Stored data
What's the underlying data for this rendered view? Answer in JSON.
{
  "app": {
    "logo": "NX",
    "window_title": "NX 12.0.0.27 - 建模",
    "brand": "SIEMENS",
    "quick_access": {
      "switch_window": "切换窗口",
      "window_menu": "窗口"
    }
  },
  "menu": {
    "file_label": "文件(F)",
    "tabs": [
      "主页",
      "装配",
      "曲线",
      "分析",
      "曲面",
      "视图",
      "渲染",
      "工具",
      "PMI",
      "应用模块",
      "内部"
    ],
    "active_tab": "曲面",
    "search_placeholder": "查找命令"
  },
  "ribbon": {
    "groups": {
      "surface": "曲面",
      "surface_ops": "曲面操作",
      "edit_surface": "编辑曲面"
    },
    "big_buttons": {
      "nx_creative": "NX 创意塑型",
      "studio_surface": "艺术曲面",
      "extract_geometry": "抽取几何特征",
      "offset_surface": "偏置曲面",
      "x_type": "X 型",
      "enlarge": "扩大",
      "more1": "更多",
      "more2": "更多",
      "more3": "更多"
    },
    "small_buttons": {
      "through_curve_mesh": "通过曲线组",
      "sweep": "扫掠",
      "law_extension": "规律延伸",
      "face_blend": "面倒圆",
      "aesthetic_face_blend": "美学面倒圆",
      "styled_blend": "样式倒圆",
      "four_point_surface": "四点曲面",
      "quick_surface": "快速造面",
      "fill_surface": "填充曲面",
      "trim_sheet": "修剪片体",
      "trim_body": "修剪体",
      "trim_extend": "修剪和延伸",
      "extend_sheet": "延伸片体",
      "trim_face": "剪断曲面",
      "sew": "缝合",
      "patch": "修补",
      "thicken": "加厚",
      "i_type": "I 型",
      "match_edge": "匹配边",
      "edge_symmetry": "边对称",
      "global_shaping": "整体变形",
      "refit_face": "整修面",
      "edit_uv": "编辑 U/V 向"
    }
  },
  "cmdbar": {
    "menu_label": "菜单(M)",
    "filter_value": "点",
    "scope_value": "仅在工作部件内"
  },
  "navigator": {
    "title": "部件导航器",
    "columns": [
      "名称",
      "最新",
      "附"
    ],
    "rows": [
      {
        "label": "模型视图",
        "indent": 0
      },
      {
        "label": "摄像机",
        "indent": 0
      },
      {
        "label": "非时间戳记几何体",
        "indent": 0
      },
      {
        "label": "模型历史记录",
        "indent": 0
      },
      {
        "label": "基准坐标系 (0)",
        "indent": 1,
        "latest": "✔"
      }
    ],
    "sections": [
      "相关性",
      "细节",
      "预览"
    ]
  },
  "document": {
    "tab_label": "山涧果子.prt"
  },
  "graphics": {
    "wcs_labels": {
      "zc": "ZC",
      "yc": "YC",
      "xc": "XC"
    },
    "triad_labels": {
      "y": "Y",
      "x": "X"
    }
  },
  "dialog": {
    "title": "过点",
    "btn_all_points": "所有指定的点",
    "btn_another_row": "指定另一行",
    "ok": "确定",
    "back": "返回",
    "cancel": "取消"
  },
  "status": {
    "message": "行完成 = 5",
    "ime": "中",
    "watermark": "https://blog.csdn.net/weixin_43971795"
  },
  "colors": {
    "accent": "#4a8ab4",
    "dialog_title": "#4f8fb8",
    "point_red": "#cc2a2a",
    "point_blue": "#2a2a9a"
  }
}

▶ _Task requirements_:
All of the data above should be transcribed exactly.

▶ _Solution_:
What's the underlying data for this rendered view? Answer in JSON.
{
  "app": {
    "logo": "NX",
    "window_title": "NX 12.0.0.27 - 建模",
    "brand": "SIEMENS",
    "quick_access": {
      "switch_window": "切换窗口",
      "window_menu": "窗口"
    }
  },
  "menu": {
    "file_label": "文件(F)",
    "tabs": [
      "主页",
      "装配",
      "曲线",
      "分析",
      "曲面",
      "视图",
      "渲染",
      "工具",
      "PMI",
      "应用模块",
      "内部"
    ],
    "active_tab": "曲面",
    "search_placeholder": "查找命令"
  },
  "ribbon": {
    "groups": {
      "surface": "曲面",
      "surface_ops": "曲面操作",
      "edit_surface": "编辑曲面"
    },
    "big_buttons": {
      "nx_creative": "NX 创意塑型",
      "studio_surface": "艺术曲面",
      "extract_geometry": "抽取几何特征",
      "offset_surface": "偏置曲面",
      "x_type": "X 型",
      "enlarge": "扩大",
      "more1": "更多",
      "more2": "更多",
      "more3": "更多"
    },
    "small_buttons": {
      "through_curve_mesh": "通过曲线组",
      "sweep": "扫掠",
      "law_extension": "规律延伸",
      "face_blend": "面倒圆",
      "aesthetic_face_blend": "美学面倒圆",
      "styled_blend": "样式倒圆",
      "four_point_surface": "四点曲面",
      "quick_surface": "快速造面",
      "fill_surface": "填充曲面",
      "trim_sheet": "修剪片体",
      "trim_body": "修剪体",
      "trim_extend": "修剪和延伸",
      "extend_sheet": "延伸片体",
      "trim_face": "剪断曲面",
      "sew": "缝合",
      "patch": "修补",
      "thicken": "加厚",
      "i_type": "I 型",
      "match_edge": "匹配边",
      "edge_symmetry": "边对称",
      "global_shaping": "整体变形",
      "refit_face": "整修面",
      "edit_uv": "编辑 U/V 向"
    }
  },
  "cmdbar": {
    "menu_label": "菜单(M)",
    "filter_value": "点",
    "scope_value": "仅在工作部件内"
  },
  "navigator": {
    "title": "部件导航器",
    "columns": [
      "名称",
      "最新",
      "附"
    ],
    "rows": [
      {
        "label": "模型视图",
        "indent": 0
      },
      {
        "label": "摄像机",
        "indent": 0
      },
      {
        "label": "非时间戳记几何体",
        "indent": 0
      },
      {
        "label": "模型历史记录",
        "indent": 0
      },
      {
        "label": "基准坐标系 (0)",
        "indent": 1,
        "latest": "✔"
      }
    ],
    "sections": [
      "相关性",
      "细节",
      "预览"
    ]
  },
  "document": {
    "tab_label": "山涧果子.prt"
  },
  "graphics": {
    "wcs_labels": {
      "zc": "ZC",
      "yc": "YC",
      "xc": "XC"
    },
    "triad_labels": {
      "y": "Y",
      "x": "X"
    }
  },
  "dialog": {
    "title": "过点",
    "btn_all_points": "所有指定的点",
    "btn_another_row": "指定另一行",
    "ok": "确定",
    "back": "返回",
    "cancel": "取消"
  },
  "status": {
    "message": "行完成 = 5",
    "ime": "中",
    "watermark": "https://blog.csdn.net/weixin_43971795"
  },
  "colors": {
    "accent": "#4a8ab4",
    "dialog_title": "#4f8fb8",
    "point_red": "#cc2a2a",
    "point_blue": "#2a2a9a"
  }
}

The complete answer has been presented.